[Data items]
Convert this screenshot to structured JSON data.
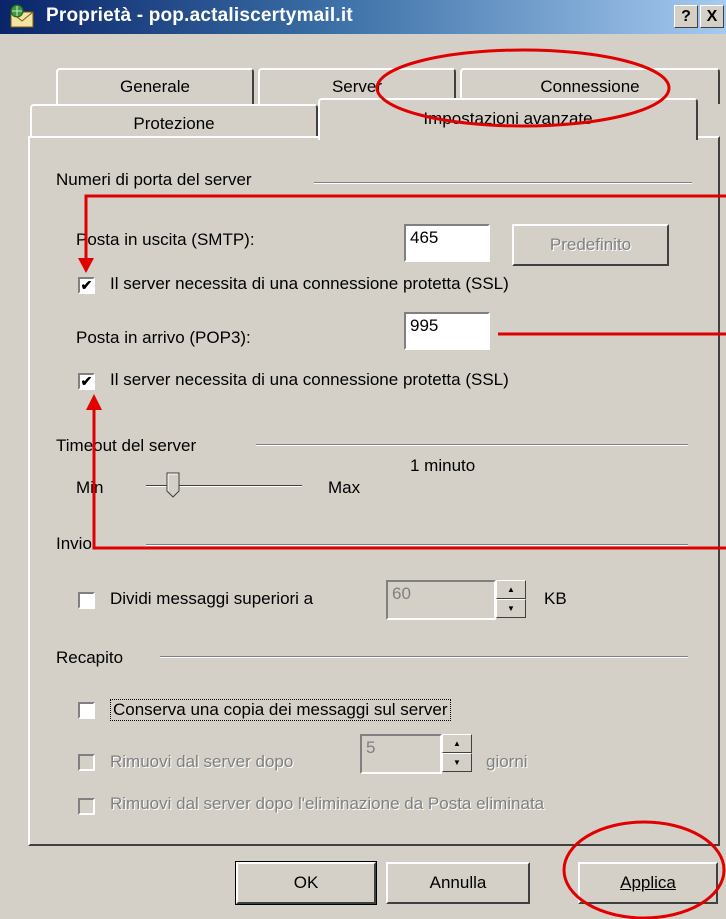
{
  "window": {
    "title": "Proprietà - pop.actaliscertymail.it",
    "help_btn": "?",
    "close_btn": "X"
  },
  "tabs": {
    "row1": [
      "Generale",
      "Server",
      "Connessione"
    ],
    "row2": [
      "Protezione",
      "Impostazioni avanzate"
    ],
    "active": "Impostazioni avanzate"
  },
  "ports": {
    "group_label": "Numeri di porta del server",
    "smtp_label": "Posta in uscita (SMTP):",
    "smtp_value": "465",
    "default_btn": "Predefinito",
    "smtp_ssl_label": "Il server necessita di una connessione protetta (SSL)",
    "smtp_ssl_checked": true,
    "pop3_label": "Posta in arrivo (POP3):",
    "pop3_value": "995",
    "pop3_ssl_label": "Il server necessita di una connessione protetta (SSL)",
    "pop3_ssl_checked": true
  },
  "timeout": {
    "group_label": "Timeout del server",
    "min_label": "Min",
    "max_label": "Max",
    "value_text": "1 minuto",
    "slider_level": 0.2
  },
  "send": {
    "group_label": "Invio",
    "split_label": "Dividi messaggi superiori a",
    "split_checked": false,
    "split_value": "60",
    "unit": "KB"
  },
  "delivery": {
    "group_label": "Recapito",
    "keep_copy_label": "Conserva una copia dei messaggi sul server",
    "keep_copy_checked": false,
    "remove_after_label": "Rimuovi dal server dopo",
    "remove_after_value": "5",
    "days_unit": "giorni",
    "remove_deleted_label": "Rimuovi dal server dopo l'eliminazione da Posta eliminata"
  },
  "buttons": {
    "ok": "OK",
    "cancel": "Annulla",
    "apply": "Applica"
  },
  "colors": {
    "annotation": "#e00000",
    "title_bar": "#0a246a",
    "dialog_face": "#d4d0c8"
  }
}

§ **SET EXERCISE**: Transcribe the listing in full. Omit the pictures and keep every line exact.

§ **RESULT BELOW**:
Convert this screenshot to structured JSON data.
{
  "window": {
    "title": "Proprietà - pop.actaliscertymail.it",
    "help_btn": "?",
    "close_btn": "X"
  },
  "tabs": {
    "row1": [
      "Generale",
      "Server",
      "Connessione"
    ],
    "row2": [
      "Protezione",
      "Impostazioni avanzate"
    ],
    "active": "Impostazioni avanzate"
  },
  "ports": {
    "group_label": "Numeri di porta del server",
    "smtp_label": "Posta in uscita (SMTP):",
    "smtp_value": "465",
    "default_btn": "Predefinito",
    "smtp_ssl_label": "Il server necessita di una connessione protetta (SSL)",
    "smtp_ssl_checked": true,
    "pop3_label": "Posta in arrivo (POP3):",
    "pop3_value": "995",
    "pop3_ssl_label": "Il server necessita di una connessione protetta (SSL)",
    "pop3_ssl_checked": true
  },
  "timeout": {
    "group_label": "Timeout del server",
    "min_label": "Min",
    "max_label": "Max",
    "value_text": "1 minuto",
    "slider_level": 0.2
  },
  "send": {
    "group_label": "Invio",
    "split_label": "Dividi messaggi superiori a",
    "split_checked": false,
    "split_value": "60",
    "unit": "KB"
  },
  "delivery": {
    "group_label": "Recapito",
    "keep_copy_label": "Conserva una copia dei messaggi sul server",
    "keep_copy_checked": false,
    "remove_after_label": "Rimuovi dal server dopo",
    "remove_after_value": "5",
    "days_unit": "giorni",
    "remove_deleted_label": "Rimuovi dal server dopo l'eliminazione da Posta eliminata"
  },
  "buttons": {
    "ok": "OK",
    "cancel": "Annulla",
    "apply": "Applica"
  },
  "colors": {
    "annotation": "#e00000",
    "title_bar": "#0a246a",
    "dialog_face": "#d4d0c8"
  }
}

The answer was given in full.